*Required work:*
Check each line of the records below for the string "type", then state how many lines contain it, with no other output.

*Material supplied:*

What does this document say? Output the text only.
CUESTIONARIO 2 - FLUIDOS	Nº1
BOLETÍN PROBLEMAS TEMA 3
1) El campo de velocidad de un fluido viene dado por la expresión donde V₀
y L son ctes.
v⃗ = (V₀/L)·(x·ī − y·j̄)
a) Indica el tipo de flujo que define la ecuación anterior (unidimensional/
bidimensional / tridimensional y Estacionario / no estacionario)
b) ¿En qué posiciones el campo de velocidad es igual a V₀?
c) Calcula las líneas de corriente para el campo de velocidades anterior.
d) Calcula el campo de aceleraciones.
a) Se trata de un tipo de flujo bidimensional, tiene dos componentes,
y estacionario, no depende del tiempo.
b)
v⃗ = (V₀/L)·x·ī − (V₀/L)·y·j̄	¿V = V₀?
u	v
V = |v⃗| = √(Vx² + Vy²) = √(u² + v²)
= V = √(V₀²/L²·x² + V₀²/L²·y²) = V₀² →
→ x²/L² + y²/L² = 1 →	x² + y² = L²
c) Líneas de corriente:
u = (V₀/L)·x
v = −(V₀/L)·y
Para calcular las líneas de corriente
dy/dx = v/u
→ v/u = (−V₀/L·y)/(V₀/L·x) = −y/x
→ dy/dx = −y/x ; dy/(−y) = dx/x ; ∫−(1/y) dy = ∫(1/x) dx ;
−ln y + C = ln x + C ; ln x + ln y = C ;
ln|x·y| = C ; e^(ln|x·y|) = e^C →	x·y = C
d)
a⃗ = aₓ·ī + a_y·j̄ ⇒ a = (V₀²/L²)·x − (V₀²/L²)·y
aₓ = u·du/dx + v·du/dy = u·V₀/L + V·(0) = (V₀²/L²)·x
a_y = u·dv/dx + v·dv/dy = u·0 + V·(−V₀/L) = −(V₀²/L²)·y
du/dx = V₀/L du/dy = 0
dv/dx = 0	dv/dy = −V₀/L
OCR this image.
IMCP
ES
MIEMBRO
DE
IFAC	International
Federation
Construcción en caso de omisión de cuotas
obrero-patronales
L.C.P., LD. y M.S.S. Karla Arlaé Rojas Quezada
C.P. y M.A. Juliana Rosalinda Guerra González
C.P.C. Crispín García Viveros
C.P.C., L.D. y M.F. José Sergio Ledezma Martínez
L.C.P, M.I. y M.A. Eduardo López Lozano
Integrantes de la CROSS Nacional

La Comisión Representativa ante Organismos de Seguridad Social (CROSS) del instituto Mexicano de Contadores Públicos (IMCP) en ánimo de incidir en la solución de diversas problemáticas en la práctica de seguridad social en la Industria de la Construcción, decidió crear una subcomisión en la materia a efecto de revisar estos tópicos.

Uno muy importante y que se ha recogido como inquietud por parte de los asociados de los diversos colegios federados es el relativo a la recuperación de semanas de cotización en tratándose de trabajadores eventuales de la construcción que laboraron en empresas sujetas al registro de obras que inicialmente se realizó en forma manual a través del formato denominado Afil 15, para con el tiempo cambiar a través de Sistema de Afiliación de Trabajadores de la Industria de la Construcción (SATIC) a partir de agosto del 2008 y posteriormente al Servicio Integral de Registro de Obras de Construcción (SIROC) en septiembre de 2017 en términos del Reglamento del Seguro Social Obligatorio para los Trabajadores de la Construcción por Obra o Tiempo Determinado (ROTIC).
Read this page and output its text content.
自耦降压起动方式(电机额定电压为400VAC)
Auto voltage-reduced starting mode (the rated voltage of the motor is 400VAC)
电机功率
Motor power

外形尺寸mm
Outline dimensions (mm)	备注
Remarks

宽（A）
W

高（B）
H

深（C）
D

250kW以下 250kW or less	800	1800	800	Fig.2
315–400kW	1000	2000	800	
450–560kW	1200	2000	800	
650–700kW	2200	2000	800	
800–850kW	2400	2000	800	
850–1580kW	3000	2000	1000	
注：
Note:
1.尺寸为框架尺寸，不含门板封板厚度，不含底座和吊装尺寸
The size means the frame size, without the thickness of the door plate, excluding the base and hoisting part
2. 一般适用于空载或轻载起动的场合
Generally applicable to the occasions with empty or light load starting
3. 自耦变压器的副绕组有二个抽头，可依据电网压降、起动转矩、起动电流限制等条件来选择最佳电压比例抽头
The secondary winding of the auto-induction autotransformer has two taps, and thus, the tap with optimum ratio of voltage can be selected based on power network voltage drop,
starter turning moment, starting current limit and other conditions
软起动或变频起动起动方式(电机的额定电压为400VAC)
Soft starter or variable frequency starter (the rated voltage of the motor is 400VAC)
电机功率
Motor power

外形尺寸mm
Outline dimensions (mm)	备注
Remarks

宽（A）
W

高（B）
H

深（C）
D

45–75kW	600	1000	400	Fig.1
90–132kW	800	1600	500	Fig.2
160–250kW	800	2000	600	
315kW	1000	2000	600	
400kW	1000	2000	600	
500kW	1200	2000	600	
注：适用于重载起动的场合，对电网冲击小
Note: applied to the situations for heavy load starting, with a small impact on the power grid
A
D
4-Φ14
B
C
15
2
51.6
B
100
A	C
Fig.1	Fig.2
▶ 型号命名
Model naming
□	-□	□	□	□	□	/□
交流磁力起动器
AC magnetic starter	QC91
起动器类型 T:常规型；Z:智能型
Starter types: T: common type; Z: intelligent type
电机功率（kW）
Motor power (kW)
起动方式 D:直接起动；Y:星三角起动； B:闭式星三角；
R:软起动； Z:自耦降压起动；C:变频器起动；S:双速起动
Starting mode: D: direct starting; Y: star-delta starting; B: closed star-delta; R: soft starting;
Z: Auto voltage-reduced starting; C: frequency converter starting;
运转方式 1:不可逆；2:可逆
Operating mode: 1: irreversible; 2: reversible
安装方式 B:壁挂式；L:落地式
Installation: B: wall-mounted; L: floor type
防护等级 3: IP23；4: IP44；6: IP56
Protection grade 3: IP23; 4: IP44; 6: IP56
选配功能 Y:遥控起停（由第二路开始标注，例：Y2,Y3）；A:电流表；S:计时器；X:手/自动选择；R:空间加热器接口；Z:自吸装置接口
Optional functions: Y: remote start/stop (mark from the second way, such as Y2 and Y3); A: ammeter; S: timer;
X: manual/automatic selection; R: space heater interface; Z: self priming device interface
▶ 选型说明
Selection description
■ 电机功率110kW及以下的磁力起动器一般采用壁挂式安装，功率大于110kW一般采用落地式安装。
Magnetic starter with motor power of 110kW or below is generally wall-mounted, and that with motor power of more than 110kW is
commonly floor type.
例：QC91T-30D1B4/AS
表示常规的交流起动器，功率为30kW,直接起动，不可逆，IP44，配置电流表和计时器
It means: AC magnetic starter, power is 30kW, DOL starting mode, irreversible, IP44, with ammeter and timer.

*The reply:*
3